DIRECTION — Count how many lines in the material below contain the string "void". Reply with the number alone.

DATA LINES —

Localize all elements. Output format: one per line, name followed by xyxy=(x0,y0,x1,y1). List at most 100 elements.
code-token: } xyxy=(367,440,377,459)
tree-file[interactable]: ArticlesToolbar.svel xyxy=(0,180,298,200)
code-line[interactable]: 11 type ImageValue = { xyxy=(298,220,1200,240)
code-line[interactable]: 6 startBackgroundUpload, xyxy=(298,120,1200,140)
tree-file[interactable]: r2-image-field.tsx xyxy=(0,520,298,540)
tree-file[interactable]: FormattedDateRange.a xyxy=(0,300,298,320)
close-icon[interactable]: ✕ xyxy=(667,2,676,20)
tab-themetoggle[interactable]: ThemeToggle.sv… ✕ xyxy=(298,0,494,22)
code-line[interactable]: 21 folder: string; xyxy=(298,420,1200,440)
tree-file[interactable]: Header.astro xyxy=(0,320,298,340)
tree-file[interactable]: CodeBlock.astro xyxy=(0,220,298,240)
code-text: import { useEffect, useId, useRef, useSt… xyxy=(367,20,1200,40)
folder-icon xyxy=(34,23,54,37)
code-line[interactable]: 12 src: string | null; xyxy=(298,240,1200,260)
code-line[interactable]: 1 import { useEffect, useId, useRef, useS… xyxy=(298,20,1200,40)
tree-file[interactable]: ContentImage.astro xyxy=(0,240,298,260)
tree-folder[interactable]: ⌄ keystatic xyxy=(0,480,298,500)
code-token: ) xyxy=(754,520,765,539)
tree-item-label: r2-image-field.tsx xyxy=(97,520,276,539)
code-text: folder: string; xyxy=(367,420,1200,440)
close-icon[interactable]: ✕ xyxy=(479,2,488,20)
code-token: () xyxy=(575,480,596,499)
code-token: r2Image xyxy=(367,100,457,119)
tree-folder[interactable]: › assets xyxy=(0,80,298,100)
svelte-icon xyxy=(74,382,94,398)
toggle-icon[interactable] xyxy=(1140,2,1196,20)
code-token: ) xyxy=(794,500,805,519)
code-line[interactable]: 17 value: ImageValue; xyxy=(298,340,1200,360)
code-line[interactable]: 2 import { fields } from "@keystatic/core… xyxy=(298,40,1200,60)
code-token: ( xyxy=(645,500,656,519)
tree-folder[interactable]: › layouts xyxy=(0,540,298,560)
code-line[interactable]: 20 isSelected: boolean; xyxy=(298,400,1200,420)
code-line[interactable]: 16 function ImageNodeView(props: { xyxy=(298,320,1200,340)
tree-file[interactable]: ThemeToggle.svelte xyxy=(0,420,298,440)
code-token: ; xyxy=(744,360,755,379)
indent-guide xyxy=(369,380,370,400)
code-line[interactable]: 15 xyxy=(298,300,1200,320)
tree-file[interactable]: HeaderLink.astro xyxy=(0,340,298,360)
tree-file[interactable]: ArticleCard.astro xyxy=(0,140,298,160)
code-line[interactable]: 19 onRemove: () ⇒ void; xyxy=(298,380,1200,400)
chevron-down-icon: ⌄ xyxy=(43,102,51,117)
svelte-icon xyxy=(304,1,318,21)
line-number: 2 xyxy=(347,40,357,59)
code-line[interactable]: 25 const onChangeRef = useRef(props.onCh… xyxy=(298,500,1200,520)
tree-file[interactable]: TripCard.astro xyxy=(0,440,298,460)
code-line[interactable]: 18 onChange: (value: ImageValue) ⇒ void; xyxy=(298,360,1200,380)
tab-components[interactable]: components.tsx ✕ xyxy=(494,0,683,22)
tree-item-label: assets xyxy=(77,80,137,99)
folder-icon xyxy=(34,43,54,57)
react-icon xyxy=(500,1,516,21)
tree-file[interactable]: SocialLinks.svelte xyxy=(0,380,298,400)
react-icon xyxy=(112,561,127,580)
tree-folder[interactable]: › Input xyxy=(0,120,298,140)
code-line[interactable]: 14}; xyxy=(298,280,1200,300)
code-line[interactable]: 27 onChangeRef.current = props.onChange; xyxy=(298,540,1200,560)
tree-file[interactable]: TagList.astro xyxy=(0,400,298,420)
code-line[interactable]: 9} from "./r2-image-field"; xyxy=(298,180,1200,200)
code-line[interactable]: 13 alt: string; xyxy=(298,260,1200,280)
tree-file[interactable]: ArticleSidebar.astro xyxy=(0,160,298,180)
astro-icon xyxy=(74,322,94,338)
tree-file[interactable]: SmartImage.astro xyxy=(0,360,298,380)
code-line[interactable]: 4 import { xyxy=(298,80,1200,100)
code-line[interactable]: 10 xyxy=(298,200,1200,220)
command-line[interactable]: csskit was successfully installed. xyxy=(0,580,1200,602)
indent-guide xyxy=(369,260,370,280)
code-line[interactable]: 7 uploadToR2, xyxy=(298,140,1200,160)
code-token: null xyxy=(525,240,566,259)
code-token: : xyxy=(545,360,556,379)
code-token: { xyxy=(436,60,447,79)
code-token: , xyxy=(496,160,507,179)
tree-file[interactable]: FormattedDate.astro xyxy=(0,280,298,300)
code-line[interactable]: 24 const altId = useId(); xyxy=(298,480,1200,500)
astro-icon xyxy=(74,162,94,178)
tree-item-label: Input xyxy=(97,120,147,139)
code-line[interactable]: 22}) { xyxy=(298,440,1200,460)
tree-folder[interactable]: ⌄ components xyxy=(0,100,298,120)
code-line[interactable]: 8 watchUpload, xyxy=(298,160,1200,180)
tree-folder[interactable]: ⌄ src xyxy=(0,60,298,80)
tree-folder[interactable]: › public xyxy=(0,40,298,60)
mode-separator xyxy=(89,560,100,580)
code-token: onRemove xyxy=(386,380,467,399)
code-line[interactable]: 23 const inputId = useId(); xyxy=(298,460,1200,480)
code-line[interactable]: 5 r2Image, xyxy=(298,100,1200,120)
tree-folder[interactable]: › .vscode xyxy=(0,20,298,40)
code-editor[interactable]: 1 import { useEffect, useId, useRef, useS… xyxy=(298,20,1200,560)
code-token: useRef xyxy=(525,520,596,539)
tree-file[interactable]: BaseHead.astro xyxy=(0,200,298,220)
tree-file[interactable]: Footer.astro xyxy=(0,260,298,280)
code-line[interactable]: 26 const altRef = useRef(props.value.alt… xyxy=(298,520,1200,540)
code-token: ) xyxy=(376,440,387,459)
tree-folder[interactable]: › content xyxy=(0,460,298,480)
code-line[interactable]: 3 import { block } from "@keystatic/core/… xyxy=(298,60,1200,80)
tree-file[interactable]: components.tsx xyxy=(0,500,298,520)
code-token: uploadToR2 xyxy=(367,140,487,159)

SOLUTION TO THE PROBLEM — 2